Lines of data:
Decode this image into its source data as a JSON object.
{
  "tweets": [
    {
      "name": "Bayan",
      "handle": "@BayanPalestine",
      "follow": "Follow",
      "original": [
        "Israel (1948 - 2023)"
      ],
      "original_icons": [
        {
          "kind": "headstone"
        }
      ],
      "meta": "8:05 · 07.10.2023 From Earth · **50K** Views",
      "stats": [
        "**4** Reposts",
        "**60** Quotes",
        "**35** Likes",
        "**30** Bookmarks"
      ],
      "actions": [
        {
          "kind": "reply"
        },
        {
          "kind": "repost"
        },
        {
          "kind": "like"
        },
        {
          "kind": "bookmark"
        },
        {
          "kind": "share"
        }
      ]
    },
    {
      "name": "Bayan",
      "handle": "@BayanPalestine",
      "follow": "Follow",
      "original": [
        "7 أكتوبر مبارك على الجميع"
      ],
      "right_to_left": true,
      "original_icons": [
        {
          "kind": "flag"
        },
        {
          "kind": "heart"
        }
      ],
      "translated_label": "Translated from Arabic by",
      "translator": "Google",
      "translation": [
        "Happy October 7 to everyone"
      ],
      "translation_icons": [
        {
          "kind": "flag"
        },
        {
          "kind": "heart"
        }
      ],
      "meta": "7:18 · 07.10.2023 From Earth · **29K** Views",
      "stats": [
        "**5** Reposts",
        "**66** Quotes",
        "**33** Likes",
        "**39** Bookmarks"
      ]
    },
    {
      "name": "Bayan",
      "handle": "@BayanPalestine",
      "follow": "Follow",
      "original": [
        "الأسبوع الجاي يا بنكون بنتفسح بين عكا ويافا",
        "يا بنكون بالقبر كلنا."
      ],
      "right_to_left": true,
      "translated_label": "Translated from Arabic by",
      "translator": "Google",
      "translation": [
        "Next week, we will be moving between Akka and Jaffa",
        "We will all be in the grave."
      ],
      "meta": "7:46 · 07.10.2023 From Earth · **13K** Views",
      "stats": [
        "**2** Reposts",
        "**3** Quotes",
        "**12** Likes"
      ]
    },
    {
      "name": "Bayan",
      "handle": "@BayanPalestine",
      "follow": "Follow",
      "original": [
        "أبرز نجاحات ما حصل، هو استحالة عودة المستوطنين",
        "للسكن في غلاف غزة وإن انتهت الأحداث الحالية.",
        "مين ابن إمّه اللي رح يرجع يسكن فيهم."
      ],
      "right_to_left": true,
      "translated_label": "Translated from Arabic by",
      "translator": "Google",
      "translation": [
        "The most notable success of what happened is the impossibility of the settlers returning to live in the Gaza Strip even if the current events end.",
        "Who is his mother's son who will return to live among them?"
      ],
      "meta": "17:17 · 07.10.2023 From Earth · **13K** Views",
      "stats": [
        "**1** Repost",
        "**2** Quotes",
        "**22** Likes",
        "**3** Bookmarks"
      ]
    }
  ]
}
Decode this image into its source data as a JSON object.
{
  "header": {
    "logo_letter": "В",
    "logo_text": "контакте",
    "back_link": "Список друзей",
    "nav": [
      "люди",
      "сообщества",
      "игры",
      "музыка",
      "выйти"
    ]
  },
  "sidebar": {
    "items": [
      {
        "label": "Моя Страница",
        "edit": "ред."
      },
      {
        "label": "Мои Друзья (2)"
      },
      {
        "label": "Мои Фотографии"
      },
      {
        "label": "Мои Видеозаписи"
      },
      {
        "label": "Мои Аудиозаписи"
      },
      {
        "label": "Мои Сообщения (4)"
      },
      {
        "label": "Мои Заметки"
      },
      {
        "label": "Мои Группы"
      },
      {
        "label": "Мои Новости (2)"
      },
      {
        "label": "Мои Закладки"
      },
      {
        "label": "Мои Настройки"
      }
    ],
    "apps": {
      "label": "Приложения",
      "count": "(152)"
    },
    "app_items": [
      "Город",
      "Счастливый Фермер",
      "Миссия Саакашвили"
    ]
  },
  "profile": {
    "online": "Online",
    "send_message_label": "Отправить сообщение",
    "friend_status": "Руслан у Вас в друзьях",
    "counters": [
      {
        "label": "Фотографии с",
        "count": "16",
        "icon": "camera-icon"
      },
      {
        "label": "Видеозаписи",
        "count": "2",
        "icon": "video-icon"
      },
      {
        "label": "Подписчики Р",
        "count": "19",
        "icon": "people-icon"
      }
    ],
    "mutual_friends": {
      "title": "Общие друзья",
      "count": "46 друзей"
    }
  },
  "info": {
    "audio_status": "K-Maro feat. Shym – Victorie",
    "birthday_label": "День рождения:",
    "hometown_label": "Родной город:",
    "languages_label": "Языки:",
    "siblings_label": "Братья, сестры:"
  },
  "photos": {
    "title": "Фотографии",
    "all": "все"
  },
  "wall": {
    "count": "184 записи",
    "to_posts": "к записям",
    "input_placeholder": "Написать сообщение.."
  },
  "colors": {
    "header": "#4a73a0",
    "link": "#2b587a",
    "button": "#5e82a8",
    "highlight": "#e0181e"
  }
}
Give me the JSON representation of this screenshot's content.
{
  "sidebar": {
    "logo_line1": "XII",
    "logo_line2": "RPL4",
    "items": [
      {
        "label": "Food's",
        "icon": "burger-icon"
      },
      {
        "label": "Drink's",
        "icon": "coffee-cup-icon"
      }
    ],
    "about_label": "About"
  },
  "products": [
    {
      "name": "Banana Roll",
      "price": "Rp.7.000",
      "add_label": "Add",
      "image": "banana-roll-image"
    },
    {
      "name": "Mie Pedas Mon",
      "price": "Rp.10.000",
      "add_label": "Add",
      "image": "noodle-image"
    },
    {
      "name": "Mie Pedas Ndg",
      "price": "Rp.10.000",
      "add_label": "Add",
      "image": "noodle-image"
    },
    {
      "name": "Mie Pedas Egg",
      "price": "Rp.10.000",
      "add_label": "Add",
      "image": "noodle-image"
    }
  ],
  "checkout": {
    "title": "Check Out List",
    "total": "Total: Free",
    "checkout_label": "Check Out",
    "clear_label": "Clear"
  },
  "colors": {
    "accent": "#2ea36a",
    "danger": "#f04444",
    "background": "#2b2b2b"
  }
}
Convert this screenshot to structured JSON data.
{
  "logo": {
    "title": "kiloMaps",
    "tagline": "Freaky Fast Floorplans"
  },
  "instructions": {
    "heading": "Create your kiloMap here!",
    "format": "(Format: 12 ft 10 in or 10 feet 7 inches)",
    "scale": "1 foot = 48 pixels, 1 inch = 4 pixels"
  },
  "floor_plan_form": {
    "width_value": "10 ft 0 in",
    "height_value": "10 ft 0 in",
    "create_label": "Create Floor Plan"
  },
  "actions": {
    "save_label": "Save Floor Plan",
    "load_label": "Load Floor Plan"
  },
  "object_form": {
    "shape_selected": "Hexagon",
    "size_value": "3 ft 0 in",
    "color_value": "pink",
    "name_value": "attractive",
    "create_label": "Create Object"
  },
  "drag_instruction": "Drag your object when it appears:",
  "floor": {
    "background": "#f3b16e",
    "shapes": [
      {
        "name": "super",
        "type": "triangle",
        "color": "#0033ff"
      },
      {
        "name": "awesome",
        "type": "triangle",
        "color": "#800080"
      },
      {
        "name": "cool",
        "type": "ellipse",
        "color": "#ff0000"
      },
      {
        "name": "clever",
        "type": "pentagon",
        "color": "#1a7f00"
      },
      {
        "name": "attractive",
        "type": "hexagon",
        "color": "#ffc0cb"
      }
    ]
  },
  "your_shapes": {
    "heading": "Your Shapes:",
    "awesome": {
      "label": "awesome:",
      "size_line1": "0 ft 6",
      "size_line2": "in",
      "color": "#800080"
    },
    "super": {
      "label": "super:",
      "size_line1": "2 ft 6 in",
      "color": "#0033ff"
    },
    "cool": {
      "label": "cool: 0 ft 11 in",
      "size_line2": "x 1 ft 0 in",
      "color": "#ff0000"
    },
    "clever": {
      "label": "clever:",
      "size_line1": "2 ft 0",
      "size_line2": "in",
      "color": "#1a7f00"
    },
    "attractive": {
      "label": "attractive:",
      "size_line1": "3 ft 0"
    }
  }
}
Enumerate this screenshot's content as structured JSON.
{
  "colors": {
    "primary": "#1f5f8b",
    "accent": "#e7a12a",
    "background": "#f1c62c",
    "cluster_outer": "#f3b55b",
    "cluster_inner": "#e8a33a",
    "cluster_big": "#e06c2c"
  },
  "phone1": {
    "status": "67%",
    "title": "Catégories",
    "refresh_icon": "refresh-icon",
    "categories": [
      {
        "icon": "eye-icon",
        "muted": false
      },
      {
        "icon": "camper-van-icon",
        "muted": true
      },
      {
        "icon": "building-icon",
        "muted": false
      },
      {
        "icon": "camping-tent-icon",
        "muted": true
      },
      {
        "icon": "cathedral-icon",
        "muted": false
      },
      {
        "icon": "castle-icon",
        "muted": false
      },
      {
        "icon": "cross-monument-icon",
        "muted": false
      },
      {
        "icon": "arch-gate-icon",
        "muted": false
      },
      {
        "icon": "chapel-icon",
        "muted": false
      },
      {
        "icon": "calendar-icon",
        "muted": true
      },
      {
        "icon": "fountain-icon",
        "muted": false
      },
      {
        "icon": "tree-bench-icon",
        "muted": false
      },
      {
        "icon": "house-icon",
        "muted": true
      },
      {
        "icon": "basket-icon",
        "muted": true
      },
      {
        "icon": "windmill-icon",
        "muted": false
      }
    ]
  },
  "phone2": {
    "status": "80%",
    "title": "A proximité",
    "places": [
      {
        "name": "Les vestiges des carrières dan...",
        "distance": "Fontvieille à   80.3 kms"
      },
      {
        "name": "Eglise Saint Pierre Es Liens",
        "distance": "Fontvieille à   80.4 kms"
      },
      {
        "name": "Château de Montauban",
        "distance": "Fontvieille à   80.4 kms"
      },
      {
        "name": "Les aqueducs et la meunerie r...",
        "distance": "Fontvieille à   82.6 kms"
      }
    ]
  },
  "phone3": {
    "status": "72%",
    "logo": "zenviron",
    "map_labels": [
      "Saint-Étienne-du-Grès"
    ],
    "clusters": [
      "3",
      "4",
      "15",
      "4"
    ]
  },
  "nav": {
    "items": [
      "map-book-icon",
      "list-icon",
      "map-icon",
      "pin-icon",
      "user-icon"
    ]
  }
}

REQUIREMENTS: Every line in the data that holds "Bookmarks" should be copied out.

RESULT OF THE TASK:
        "**30** Bookmarks"
        "**39** Bookmarks"
        "**3** Bookmarks"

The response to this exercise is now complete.